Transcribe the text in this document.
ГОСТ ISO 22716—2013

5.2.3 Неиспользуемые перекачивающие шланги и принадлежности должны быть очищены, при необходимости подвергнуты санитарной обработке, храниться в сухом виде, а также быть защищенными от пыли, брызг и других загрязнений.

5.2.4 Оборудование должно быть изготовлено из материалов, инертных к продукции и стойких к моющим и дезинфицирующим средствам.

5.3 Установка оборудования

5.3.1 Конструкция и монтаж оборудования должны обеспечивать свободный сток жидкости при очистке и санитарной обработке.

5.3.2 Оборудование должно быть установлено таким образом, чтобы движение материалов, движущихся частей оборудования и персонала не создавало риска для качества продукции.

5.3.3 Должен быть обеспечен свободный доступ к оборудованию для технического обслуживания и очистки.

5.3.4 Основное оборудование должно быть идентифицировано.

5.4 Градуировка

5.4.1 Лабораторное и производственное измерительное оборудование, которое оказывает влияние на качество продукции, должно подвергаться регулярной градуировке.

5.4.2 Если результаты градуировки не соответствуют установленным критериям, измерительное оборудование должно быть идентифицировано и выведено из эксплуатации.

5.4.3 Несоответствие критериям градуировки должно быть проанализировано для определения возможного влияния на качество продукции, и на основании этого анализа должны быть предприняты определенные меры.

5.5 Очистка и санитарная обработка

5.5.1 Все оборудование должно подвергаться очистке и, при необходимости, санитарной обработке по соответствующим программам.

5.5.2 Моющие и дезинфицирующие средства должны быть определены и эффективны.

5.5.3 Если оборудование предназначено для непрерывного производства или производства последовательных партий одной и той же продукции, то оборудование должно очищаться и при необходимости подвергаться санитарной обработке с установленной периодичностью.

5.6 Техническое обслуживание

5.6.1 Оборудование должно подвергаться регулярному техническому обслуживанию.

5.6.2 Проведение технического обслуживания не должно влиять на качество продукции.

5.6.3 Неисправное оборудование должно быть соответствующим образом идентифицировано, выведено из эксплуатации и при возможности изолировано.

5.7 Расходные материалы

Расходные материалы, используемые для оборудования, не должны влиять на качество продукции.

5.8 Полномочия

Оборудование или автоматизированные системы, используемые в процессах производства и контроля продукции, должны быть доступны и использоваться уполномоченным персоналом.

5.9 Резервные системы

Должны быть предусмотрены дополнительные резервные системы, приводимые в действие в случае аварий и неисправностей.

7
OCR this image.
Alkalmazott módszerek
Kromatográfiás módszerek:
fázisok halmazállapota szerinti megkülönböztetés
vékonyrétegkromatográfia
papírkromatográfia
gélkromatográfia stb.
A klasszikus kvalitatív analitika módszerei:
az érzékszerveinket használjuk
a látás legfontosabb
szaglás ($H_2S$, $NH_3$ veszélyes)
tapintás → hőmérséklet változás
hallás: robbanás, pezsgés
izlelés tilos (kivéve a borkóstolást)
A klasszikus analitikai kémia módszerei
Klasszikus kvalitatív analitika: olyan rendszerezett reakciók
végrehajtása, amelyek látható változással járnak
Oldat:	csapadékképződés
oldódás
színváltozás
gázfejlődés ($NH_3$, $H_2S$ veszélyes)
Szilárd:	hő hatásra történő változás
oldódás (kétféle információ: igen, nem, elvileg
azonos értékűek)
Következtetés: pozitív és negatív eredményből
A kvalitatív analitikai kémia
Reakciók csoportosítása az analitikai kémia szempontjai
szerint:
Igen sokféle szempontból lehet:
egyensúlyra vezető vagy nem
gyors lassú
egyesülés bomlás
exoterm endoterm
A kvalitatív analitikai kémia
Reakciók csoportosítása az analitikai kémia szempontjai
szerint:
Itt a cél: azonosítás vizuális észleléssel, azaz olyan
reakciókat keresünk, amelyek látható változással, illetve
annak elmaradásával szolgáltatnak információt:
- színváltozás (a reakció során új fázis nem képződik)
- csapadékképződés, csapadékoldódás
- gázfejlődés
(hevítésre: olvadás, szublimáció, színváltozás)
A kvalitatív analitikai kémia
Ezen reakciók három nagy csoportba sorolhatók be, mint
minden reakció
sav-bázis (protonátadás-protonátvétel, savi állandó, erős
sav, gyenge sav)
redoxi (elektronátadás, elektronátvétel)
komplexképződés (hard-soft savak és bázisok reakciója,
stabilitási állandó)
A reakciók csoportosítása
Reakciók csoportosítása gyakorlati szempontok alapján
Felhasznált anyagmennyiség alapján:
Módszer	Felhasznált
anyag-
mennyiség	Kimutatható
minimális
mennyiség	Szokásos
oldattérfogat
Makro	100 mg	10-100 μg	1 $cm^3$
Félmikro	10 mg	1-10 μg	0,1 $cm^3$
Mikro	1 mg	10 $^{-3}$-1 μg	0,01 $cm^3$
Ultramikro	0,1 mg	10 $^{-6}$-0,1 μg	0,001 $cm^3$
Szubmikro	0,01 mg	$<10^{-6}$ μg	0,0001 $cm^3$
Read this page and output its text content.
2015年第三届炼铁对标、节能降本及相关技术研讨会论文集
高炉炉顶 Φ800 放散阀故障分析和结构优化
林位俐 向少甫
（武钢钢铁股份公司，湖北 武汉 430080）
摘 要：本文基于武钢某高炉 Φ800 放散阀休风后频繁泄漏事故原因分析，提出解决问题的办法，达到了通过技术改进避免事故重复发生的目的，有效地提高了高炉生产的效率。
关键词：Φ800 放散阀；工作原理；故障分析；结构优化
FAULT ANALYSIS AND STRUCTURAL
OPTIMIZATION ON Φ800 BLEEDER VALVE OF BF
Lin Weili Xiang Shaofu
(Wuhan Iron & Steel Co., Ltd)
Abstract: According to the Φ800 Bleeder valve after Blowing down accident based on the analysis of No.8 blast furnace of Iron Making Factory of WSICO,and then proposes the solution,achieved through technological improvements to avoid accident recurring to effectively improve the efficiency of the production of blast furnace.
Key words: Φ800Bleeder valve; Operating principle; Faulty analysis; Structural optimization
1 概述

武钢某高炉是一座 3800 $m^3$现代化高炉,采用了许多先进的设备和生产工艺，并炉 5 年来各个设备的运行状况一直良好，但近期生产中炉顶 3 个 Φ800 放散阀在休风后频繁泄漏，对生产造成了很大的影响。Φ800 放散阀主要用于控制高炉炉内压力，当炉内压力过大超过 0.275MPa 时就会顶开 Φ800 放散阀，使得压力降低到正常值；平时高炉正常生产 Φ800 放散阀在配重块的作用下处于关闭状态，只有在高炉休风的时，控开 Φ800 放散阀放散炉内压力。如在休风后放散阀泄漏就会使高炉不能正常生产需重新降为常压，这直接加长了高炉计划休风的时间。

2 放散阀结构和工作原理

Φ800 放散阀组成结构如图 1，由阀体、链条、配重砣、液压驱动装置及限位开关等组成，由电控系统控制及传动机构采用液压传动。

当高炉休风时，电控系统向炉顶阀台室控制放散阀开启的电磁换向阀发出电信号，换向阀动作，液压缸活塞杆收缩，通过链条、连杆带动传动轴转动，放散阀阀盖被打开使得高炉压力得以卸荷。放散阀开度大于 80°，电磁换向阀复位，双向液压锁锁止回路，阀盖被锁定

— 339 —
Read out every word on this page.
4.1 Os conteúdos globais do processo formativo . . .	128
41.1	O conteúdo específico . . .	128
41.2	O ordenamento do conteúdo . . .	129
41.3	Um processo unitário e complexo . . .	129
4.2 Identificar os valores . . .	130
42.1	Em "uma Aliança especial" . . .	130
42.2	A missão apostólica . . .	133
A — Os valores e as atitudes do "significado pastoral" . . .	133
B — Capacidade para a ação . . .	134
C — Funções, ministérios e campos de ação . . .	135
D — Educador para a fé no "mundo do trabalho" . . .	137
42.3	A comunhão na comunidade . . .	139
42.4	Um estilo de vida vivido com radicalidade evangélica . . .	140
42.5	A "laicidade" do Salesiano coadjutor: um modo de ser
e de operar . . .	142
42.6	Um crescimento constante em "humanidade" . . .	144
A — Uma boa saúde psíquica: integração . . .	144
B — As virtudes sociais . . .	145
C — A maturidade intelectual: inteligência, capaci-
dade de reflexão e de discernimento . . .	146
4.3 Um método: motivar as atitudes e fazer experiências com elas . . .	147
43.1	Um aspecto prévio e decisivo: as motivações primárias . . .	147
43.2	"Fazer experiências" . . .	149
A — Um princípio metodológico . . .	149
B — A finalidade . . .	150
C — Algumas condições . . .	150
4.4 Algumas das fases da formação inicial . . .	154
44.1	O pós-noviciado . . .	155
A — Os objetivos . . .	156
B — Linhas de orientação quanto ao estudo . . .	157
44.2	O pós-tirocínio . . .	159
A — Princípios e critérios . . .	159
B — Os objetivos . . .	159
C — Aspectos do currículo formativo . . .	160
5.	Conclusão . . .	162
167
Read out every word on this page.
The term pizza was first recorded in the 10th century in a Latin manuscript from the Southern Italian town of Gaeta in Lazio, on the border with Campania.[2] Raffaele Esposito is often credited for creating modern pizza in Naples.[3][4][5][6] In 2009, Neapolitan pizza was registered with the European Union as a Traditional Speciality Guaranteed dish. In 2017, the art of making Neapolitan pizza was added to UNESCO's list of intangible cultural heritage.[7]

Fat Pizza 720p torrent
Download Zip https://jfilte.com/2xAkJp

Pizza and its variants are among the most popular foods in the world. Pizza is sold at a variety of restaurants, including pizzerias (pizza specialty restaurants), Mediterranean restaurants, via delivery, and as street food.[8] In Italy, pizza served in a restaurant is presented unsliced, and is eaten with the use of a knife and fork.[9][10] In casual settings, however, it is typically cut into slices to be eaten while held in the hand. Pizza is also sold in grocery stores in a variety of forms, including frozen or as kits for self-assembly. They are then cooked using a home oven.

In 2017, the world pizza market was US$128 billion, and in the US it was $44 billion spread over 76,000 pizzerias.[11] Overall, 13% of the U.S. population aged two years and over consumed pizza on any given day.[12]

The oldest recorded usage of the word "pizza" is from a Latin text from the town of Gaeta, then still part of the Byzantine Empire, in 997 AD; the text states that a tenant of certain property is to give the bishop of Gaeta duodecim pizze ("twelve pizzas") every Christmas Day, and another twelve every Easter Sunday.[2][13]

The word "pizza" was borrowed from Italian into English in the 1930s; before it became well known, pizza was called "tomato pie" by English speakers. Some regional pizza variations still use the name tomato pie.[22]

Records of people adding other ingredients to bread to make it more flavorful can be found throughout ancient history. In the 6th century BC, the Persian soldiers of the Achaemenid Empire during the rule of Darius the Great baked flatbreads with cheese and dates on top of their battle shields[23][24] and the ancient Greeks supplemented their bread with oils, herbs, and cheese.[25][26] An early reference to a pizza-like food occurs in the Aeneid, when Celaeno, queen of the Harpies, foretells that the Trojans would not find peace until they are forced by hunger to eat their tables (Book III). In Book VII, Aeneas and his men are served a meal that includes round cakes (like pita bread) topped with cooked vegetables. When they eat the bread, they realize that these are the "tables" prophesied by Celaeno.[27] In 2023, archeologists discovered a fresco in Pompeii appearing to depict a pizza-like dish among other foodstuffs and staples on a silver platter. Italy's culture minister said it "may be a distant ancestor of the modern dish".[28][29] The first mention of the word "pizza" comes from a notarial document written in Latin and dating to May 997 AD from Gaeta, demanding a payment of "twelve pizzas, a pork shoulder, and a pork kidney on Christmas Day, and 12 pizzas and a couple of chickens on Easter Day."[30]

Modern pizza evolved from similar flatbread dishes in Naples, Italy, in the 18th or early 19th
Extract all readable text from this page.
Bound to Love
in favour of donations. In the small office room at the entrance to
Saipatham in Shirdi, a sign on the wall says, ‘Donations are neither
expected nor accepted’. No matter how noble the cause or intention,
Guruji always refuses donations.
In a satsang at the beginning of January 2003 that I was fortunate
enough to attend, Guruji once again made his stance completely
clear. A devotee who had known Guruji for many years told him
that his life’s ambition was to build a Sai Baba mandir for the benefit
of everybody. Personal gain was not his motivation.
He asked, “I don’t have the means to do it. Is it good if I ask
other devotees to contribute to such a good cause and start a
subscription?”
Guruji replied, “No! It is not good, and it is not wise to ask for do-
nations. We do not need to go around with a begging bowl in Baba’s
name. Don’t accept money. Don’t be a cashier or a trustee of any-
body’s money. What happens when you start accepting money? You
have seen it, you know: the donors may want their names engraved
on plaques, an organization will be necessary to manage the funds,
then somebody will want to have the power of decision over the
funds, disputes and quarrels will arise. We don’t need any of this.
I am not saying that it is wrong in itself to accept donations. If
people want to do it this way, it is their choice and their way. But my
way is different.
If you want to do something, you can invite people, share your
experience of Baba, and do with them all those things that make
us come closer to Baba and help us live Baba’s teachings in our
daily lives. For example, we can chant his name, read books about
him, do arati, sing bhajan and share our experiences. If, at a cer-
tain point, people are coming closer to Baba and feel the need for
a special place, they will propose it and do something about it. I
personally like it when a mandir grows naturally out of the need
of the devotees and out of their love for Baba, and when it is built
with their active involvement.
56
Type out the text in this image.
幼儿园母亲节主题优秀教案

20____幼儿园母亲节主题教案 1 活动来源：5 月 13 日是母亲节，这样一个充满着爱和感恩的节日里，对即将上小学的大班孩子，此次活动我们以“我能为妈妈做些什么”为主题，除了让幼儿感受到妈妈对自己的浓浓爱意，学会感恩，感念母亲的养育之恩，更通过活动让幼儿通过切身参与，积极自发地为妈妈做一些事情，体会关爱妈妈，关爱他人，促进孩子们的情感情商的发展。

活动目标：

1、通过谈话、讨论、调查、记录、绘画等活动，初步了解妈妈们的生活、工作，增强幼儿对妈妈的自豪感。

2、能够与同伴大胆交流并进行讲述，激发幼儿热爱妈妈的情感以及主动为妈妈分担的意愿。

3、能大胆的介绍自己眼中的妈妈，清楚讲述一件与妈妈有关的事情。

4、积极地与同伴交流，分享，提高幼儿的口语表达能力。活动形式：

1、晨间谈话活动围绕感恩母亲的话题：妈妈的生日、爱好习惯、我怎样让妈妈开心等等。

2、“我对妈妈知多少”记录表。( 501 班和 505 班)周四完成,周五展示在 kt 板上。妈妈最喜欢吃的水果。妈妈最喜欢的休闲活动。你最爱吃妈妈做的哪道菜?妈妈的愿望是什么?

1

______________________________

WHAT YOU HAVE TO DO → Look through the entries and find each line that has the string "will". Copy those lines.

RESPONSE TO THE EXERCISE →
on plaques, an organization will be necessary to manage the funds,
then somebody will want to have the power of decision over the
funds, disputes and quarrels will arise. We don’t need any of this.
a special place, they will propose it and do something about it. I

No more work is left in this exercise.